=== Supplied material ===

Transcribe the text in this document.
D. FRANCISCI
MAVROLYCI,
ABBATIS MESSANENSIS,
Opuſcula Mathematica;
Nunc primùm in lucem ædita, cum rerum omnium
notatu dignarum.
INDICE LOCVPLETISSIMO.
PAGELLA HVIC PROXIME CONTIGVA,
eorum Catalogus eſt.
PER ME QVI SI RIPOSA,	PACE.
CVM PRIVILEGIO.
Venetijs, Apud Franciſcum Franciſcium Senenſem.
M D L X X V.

===
=== Supplied material ===

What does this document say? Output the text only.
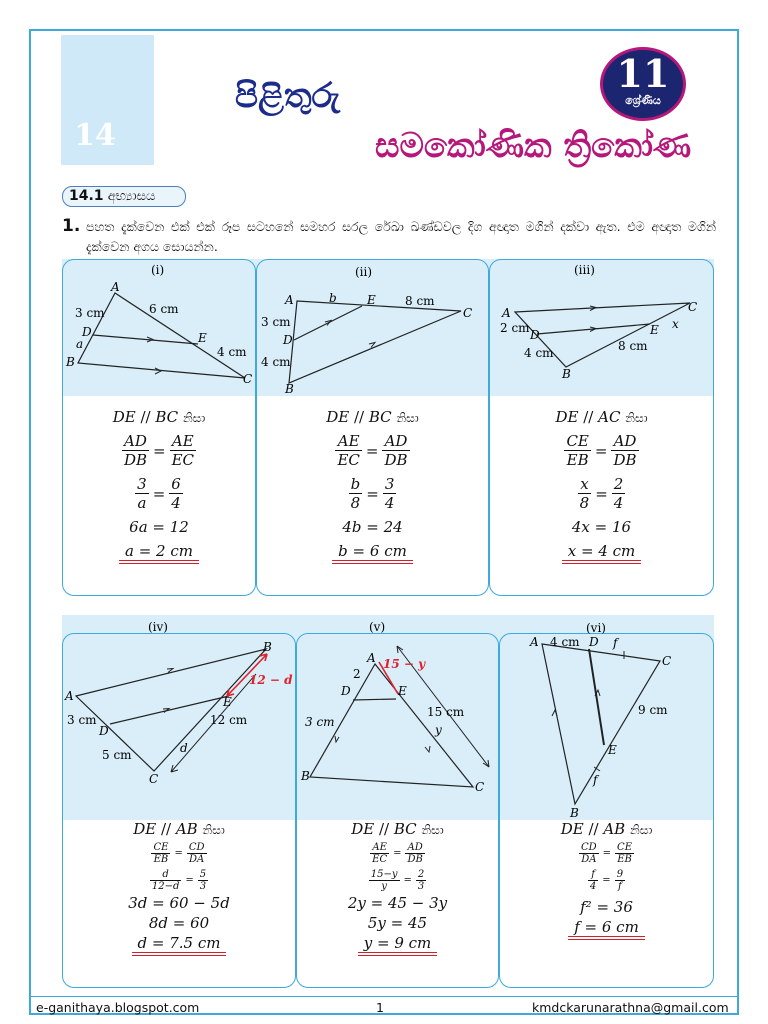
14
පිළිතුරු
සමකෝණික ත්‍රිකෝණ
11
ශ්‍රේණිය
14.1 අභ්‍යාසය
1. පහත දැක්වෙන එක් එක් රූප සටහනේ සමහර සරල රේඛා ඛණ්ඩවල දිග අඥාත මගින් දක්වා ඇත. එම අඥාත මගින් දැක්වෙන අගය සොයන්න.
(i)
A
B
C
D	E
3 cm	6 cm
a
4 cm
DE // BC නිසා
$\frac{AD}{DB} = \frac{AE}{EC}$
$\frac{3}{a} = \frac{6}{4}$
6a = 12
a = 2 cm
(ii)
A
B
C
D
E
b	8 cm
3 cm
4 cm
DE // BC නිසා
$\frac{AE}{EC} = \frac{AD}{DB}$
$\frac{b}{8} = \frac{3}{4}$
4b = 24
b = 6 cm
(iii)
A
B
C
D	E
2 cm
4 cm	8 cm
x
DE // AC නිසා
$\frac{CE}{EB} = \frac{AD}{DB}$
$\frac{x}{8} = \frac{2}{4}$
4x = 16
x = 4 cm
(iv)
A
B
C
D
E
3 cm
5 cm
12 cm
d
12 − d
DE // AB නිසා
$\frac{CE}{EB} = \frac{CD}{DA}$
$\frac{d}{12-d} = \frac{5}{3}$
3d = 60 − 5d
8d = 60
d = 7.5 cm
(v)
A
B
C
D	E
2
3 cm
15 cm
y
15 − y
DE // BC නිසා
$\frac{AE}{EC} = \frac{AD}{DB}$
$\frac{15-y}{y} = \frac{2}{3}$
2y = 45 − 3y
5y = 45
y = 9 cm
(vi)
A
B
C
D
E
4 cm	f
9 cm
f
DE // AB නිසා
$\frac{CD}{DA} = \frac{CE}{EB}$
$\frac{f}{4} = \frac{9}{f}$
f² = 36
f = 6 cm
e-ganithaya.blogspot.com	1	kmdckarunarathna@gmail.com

===
=== Supplied material ===

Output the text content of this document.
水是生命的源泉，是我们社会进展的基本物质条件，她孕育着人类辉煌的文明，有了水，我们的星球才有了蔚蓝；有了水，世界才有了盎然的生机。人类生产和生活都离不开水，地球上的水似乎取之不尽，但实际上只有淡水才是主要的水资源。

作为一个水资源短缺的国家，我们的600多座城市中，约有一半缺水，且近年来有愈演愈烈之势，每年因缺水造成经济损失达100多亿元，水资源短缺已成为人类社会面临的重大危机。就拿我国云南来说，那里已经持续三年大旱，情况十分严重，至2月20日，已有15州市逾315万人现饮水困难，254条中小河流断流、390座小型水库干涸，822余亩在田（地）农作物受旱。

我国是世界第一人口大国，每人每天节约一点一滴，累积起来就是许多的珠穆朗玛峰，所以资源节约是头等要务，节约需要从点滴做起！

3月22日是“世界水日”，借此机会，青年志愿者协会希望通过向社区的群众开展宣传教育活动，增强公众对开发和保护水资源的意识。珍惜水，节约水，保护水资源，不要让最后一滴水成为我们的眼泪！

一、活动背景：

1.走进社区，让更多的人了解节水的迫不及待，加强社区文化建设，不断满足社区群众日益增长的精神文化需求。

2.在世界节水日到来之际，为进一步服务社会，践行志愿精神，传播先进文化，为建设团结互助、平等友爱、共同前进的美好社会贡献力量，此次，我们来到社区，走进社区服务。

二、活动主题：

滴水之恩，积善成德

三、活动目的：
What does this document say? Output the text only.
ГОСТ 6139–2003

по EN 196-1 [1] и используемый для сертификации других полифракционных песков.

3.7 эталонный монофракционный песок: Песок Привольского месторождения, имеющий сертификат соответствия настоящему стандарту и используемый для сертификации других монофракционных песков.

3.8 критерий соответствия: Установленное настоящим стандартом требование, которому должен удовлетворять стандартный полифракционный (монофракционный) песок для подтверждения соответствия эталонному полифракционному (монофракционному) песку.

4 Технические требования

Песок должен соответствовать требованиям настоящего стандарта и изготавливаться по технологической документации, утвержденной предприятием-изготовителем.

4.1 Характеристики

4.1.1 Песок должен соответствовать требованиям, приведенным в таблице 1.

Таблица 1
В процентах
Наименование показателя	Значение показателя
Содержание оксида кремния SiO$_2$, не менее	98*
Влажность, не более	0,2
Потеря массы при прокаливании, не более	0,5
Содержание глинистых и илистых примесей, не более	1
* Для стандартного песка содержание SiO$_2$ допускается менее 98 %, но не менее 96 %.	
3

===

◆ To do
Pick out the lines that have the word "менее". Copy them all.

◆ The answer
Содержание оксида кремния SiO$_2$, не менее	98*
* Для стандартного песка содержание SiO$_2$ допускается менее 98 %, но не менее 96 %.	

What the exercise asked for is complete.